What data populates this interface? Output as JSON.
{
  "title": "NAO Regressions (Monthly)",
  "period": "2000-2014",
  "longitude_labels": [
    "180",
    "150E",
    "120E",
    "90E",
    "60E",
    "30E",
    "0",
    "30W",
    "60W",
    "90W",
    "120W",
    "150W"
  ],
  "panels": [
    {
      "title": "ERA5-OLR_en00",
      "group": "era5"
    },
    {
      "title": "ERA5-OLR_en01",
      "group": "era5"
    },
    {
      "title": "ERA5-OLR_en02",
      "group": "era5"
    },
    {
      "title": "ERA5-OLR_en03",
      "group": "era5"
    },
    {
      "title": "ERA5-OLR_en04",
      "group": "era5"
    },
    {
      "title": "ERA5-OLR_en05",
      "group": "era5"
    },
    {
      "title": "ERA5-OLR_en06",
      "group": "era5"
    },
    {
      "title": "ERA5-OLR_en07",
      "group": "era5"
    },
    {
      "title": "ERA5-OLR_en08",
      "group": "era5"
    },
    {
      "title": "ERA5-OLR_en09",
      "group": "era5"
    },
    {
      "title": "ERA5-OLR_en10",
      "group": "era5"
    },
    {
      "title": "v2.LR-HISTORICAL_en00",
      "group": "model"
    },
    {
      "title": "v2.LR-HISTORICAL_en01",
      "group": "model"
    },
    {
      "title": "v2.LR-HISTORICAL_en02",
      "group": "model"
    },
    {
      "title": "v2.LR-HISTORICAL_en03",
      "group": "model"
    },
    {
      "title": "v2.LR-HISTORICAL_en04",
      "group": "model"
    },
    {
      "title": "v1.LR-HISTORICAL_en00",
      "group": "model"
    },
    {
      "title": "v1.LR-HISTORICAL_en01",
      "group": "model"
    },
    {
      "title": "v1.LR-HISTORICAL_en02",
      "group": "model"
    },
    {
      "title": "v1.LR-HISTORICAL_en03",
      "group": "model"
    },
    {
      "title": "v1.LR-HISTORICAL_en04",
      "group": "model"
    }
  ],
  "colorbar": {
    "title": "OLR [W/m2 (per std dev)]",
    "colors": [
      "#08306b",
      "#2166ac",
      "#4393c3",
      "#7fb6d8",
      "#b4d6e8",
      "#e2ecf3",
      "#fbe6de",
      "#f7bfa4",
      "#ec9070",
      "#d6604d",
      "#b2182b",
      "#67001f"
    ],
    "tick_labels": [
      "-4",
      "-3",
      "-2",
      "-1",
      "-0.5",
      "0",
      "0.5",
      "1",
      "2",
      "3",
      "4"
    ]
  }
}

━━━

Every entry should be printed again exactly as it stands.

What data populates this interface? Output as JSON.
{
  "title": "NAO Regressions (Monthly)",
  "period": "2000-2014",
  "longitude_labels": [
    "180",
    "150E",
    "120E",
    "90E",
    "60E",
    "30E",
    "0",
    "30W",
    "60W",
    "90W",
    "120W",
    "150W"
  ],
  "panels": [
    {
      "title": "ERA5-OLR_en00",
      "group": "era5"
    },
    {
      "title": "ERA5-OLR_en01",
      "group": "era5"
    },
    {
      "title": "ERA5-OLR_en02",
      "group": "era5"
    },
    {
      "title": "ERA5-OLR_en03",
      "group": "era5"
    },
    {
      "title": "ERA5-OLR_en04",
      "group": "era5"
    },
    {
      "title": "ERA5-OLR_en05",
      "group": "era5"
    },
    {
      "title": "ERA5-OLR_en06",
      "group": "era5"
    },
    {
      "title": "ERA5-OLR_en07",
      "group": "era5"
    },
    {
      "title": "ERA5-OLR_en08",
      "group": "era5"
    },
    {
      "title": "ERA5-OLR_en09",
      "group": "era5"
    },
    {
      "title": "ERA5-OLR_en10",
      "group": "era5"
    },
    {
      "title": "v2.LR-HISTORICAL_en00",
      "group": "model"
    },
    {
      "title": "v2.LR-HISTORICAL_en01",
      "group": "model"
    },
    {
      "title": "v2.LR-HISTORICAL_en02",
      "group": "model"
    },
    {
      "title": "v2.LR-HISTORICAL_en03",
      "group": "model"
    },
    {
      "title": "v2.LR-HISTORICAL_en04",
      "group": "model"
    },
    {
      "title": "v1.LR-HISTORICAL_en00",
      "group": "model"
    },
    {
      "title": "v1.LR-HISTORICAL_en01",
      "group": "model"
    },
    {
      "title": "v1.LR-HISTORICAL_en02",
      "group": "model"
    },
    {
      "title": "v1.LR-HISTORICAL_en03",
      "group": "model"
    },
    {
      "title": "v1.LR-HISTORICAL_en04",
      "group": "model"
    }
  ],
  "colorbar": {
    "title": "OLR [W/m2 (per std dev)]",
    "colors": [
      "#08306b",
      "#2166ac",
      "#4393c3",
      "#7fb6d8",
      "#b4d6e8",
      "#e2ecf3",
      "#fbe6de",
      "#f7bfa4",
      "#ec9070",
      "#d6604d",
      "#b2182b",
      "#67001f"
    ],
    "tick_labels": [
      "-4",
      "-3",
      "-2",
      "-1",
      "-0.5",
      "0",
      "0.5",
      "1",
      "2",
      "3",
      "4"
    ]
  }
}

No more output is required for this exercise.